### [GOAL]
All of the lines below are to be transcribed faithfully, with pictures excluded from the copy.

## start AVAILABLE RECORDS

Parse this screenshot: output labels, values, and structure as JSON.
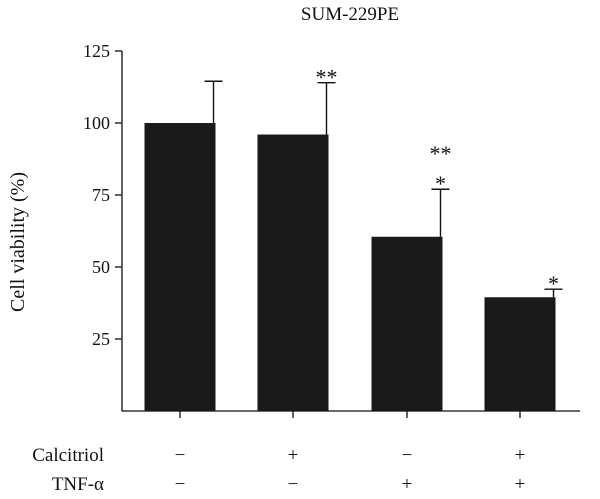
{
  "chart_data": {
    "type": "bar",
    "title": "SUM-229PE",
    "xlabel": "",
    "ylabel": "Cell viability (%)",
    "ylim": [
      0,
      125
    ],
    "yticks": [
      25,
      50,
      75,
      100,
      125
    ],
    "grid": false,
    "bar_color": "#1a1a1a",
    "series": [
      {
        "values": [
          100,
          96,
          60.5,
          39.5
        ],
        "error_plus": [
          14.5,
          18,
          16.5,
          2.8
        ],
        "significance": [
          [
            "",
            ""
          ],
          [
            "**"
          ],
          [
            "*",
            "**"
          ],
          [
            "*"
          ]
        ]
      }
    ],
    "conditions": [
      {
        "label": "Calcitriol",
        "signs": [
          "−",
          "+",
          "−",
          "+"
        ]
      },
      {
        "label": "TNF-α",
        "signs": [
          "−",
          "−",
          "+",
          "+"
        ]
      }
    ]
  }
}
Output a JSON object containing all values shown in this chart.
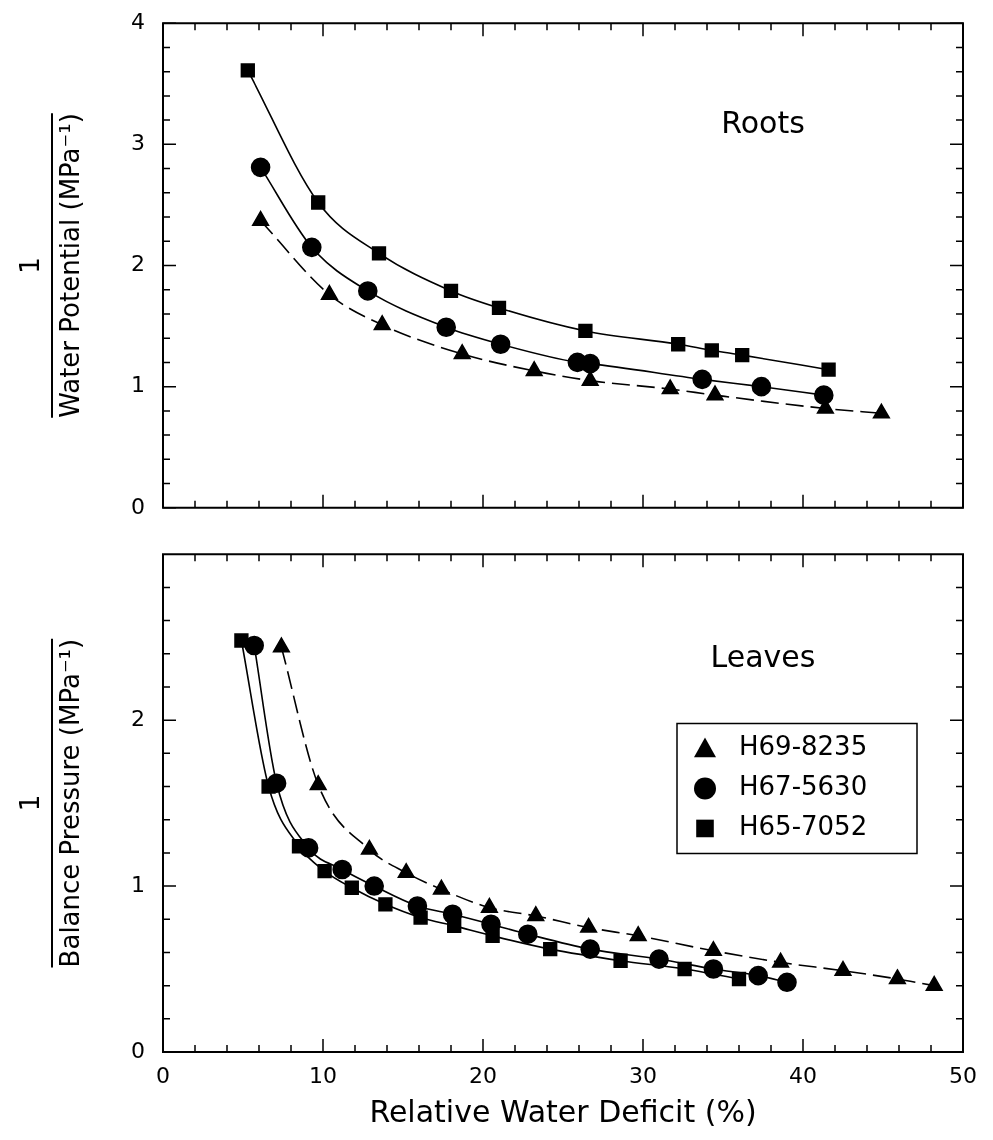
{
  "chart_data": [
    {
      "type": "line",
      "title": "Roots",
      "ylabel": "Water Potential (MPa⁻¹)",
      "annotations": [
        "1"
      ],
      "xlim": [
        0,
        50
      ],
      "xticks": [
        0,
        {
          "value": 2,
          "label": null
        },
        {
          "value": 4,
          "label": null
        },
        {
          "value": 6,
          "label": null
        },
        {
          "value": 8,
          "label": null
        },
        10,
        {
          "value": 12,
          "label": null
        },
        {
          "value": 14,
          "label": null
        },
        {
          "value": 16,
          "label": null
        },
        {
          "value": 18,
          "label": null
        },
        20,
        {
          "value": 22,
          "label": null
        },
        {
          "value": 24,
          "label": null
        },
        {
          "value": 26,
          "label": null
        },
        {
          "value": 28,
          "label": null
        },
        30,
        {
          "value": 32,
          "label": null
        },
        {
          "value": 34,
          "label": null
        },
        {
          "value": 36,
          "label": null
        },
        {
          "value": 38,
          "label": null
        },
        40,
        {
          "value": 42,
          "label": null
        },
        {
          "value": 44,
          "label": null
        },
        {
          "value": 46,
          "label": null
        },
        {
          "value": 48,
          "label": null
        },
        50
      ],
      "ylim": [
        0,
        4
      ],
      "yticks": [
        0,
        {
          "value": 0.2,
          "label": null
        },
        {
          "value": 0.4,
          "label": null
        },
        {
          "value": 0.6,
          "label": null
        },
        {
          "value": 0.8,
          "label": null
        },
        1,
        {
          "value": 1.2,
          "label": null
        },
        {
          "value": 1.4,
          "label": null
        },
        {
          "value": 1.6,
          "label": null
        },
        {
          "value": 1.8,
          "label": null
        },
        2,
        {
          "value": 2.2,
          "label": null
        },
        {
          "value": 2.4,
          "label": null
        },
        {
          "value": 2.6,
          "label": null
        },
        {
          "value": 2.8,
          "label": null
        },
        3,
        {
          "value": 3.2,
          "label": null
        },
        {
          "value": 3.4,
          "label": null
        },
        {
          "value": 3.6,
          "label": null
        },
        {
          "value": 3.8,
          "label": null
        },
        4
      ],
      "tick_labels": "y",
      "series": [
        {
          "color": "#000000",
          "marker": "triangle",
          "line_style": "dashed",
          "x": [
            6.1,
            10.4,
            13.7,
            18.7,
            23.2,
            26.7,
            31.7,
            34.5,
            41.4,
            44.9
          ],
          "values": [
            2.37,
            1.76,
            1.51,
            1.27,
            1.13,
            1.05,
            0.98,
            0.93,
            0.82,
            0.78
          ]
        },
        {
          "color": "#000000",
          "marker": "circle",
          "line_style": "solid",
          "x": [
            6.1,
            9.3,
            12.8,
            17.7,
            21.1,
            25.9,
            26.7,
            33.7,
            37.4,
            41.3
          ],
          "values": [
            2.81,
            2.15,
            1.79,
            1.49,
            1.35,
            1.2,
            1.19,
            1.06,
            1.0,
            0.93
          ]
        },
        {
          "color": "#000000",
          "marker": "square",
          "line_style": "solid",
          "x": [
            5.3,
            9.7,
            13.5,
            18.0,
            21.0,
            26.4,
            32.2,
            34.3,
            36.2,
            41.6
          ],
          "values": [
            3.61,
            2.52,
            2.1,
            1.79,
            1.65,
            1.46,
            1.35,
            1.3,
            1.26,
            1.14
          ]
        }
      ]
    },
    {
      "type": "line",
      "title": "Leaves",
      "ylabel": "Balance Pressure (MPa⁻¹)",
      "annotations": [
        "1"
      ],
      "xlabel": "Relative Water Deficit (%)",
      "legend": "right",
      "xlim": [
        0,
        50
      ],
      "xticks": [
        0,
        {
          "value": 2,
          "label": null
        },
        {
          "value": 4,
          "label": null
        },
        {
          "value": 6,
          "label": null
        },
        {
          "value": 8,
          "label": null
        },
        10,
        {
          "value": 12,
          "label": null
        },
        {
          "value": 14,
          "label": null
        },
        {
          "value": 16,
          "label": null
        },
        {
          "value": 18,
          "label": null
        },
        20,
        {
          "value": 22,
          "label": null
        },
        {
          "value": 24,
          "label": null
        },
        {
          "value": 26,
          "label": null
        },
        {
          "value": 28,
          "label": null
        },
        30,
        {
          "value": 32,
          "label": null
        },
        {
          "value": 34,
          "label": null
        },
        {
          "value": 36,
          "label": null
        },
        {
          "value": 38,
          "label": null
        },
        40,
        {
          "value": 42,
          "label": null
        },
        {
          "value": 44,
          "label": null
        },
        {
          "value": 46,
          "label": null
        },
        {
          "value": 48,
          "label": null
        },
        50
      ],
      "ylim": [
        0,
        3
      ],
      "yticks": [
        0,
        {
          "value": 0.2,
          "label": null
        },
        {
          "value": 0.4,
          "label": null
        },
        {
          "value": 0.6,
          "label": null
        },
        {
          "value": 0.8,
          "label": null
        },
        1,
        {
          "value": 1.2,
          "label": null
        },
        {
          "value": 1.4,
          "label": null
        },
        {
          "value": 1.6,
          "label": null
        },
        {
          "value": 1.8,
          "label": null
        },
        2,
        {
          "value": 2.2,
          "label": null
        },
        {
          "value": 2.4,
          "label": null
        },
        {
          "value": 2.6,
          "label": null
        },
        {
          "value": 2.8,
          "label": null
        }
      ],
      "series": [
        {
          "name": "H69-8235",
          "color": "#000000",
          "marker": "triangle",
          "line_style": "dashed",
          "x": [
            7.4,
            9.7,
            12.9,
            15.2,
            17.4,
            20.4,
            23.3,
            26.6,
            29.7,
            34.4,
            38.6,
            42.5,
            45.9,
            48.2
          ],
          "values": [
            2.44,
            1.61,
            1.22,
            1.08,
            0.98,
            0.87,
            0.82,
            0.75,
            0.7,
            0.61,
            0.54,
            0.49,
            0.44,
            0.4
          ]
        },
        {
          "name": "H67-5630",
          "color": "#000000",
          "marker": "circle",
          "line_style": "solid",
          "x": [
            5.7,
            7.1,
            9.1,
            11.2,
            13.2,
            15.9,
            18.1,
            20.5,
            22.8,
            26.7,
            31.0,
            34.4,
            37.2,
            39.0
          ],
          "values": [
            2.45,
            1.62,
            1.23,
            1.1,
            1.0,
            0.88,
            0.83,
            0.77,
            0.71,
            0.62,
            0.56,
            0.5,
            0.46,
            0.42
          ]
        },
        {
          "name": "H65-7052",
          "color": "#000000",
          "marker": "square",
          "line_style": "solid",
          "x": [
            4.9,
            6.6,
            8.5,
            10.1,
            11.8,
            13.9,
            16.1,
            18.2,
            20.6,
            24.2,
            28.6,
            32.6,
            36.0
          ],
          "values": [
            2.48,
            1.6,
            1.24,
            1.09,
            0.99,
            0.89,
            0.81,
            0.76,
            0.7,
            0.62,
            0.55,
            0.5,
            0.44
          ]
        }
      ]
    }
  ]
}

## end AVAILABLE RECORDS

### [FINISHED TASK]
Parse this screenshot: output labels, values, and structure as JSON.
{
  "chart_data": {
    "type": "bar",
    "title": "SUM-229PE",
    "xlabel": "",
    "ylabel": "Cell viability (%)",
    "ylim": [
      0,
      125
    ],
    "yticks": [
      25,
      50,
      75,
      100,
      125
    ],
    "grid": false,
    "bar_color": "#1a1a1a",
    "series": [
      {
        "values": [
          100,
          96,
          60.5,
          39.5
        ],
        "error_plus": [
          14.5,
          18,
          16.5,
          2.8
        ],
        "significance": [
          [
            "",
            ""
          ],
          [
            "**"
          ],
          [
            "*",
            "**"
          ],
          [
            "*"
          ]
        ]
      }
    ],
    "conditions": [
      {
        "label": "Calcitriol",
        "signs": [
          "−",
          "+",
          "−",
          "+"
        ]
      },
      {
        "label": "TNF-α",
        "signs": [
          "−",
          "−",
          "+",
          "+"
        ]
      }
    ]
  }
}
Output a JSON object containing all values shown in this chart.
{
  "chart_data": [
    {
      "type": "line",
      "title": "Roots",
      "ylabel": "Water Potential (MPa⁻¹)",
      "annotations": [
        "1"
      ],
      "xlim": [
        0,
        50
      ],
      "xticks": [
        0,
        {
          "value": 2,
          "label": null
        },
        {
          "value": 4,
          "label": null
        },
        {
          "value": 6,
          "label": null
        },
        {
          "value": 8,
          "label": null
        },
        10,
        {
          "value": 12,
          "label": null
        },
        {
          "value": 14,
          "label": null
        },
        {
          "value": 16,
          "label": null
        },
        {
          "value": 18,
          "label": null
        },
        20,
        {
          "value": 22,
          "label": null
        },
        {
          "value": 24,
          "label": null
        },
        {
          "value": 26,
          "label": null
        },
        {
          "value": 28,
          "label": null
        },
        30,
        {
          "value": 32,
          "label": null
        },
        {
          "value": 34,
          "label": null
        },
        {
          "value": 36,
          "label": null
        },
        {
          "value": 38,
          "label": null
        },
        40,
        {
          "value": 42,
          "label": null
        },
        {
          "value": 44,
          "label": null
        },
        {
          "value": 46,
          "label": null
        },
        {
          "value": 48,
          "label": null
        },
        50
      ],
      "ylim": [
        0,
        4
      ],
      "yticks": [
        0,
        {
          "value": 0.2,
          "label": null
        },
        {
          "value": 0.4,
          "label": null
        },
        {
          "value": 0.6,
          "label": null
        },
        {
          "value": 0.8,
          "label": null
        },
        1,
        {
          "value": 1.2,
          "label": null
        },
        {
          "value": 1.4,
          "label": null
        },
        {
          "value": 1.6,
          "label": null
        },
        {
          "value": 1.8,
          "label": null
        },
        2,
        {
          "value": 2.2,
          "label": null
        },
        {
          "value": 2.4,
          "label": null
        },
        {
          "value": 2.6,
          "label": null
        },
        {
          "value": 2.8,
          "label": null
        },
        3,
        {
          "value": 3.2,
          "label": null
        },
        {
          "value": 3.4,
          "label": null
        },
        {
          "value": 3.6,
          "label": null
        },
        {
          "value": 3.8,
          "label": null
        },
        4
      ],
      "tick_labels": "y",
      "series": [
        {
          "color": "#000000",
          "marker": "triangle",
          "line_style": "dashed",
          "x": [
            6.1,
            10.4,
            13.7,
            18.7,
            23.2,
            26.7,
            31.7,
            34.5,
            41.4,
            44.9
          ],
          "values": [
            2.37,
            1.76,
            1.51,
            1.27,
            1.13,
            1.05,
            0.98,
            0.93,
            0.82,
            0.78
          ]
        },
        {
          "color": "#000000",
          "marker": "circle",
          "line_style": "solid",
          "x": [
            6.1,
            9.3,
            12.8,
            17.7,
            21.1,
            25.9,
            26.7,
            33.7,
            37.4,
            41.3
          ],
          "values": [
            2.81,
            2.15,
            1.79,
            1.49,
            1.35,
            1.2,
            1.19,
            1.06,
            1.0,
            0.93
          ]
        },
        {
          "color": "#000000",
          "marker": "square",
          "line_style": "solid",
          "x": [
            5.3,
            9.7,
            13.5,
            18.0,
            21.0,
            26.4,
            32.2,
            34.3,
            36.2,
            41.6
          ],
          "values": [
            3.61,
            2.52,
            2.1,
            1.79,
            1.65,
            1.46,
            1.35,
            1.3,
            1.26,
            1.14
          ]
        }
      ]
    },
    {
      "type": "line",
      "title": "Leaves",
      "ylabel": "Balance Pressure (MPa⁻¹)",
      "annotations": [
        "1"
      ],
      "xlabel": "Relative Water Deficit (%)",
      "legend": "right",
      "xlim": [
        0,
        50
      ],
      "xticks": [
        0,
        {
          "value": 2,
          "label": null
        },
        {
          "value": 4,
          "label": null
        },
        {
          "value": 6,
          "label": null
        },
        {
          "value": 8,
          "label": null
        },
        10,
        {
          "value": 12,
          "label": null
        },
        {
          "value": 14,
          "label": null
        },
        {
          "value": 16,
          "label": null
        },
        {
          "value": 18,
          "label": null
        },
        20,
        {
          "value": 22,
          "label": null
        },
        {
          "value": 24,
          "label": null
        },
        {
          "value": 26,
          "label": null
        },
        {
          "value": 28,
          "label": null
        },
        30,
        {
          "value": 32,
          "label": null
        },
        {
          "value": 34,
          "label": null
        },
        {
          "value": 36,
          "label": null
        },
        {
          "value": 38,
          "label": null
        },
        40,
        {
          "value": 42,
          "label": null
        },
        {
          "value": 44,
          "label": null
        },
        {
          "value": 46,
          "label": null
        },
        {
          "value": 48,
          "label": null
        },
        50
      ],
      "ylim": [
        0,
        3
      ],
      "yticks": [
        0,
        {
          "value": 0.2,
          "label": null
        },
        {
          "value": 0.4,
          "label": null
        },
        {
          "value": 0.6,
          "label": null
        },
        {
          "value": 0.8,
          "label": null
        },
        1,
        {
          "value": 1.2,
          "label": null
        },
        {
          "value": 1.4,
          "label": null
        },
        {
          "value": 1.6,
          "label": null
        },
        {
          "value": 1.8,
          "label": null
        },
        2,
        {
          "value": 2.2,
          "label": null
        },
        {
          "value": 2.4,
          "label": null
        },
        {
          "value": 2.6,
          "label": null
        },
        {
          "value": 2.8,
          "label": null
        }
      ],
      "series": [
        {
          "name": "H69-8235",
          "color": "#000000",
          "marker": "triangle",
          "line_style": "dashed",
          "x": [
            7.4,
            9.7,
            12.9,
            15.2,
            17.4,
            20.4,
            23.3,
            26.6,
            29.7,
            34.4,
            38.6,
            42.5,
            45.9,
            48.2
          ],
          "values": [
            2.44,
            1.61,
            1.22,
            1.08,
            0.98,
            0.87,
            0.82,
            0.75,
            0.7,
            0.61,
            0.54,
            0.49,
            0.44,
            0.4
          ]
        },
        {
          "name": "H67-5630",
          "color": "#000000",
          "marker": "circle",
          "line_style": "solid",
          "x": [
            5.7,
            7.1,
            9.1,
            11.2,
            13.2,
            15.9,
            18.1,
            20.5,
            22.8,
            26.7,
            31.0,
            34.4,
            37.2,
            39.0
          ],
          "values": [
            2.45,
            1.62,
            1.23,
            1.1,
            1.0,
            0.88,
            0.83,
            0.77,
            0.71,
            0.62,
            0.56,
            0.5,
            0.46,
            0.42
          ]
        },
        {
          "name": "H65-7052",
          "color": "#000000",
          "marker": "square",
          "line_style": "solid",
          "x": [
            4.9,
            6.6,
            8.5,
            10.1,
            11.8,
            13.9,
            16.1,
            18.2,
            20.6,
            24.2,
            28.6,
            32.6,
            36.0
          ],
          "values": [
            2.48,
            1.6,
            1.24,
            1.09,
            0.99,
            0.89,
            0.81,
            0.76,
            0.7,
            0.62,
            0.55,
            0.5,
            0.44
          ]
        }
      ]
    }
  ]
}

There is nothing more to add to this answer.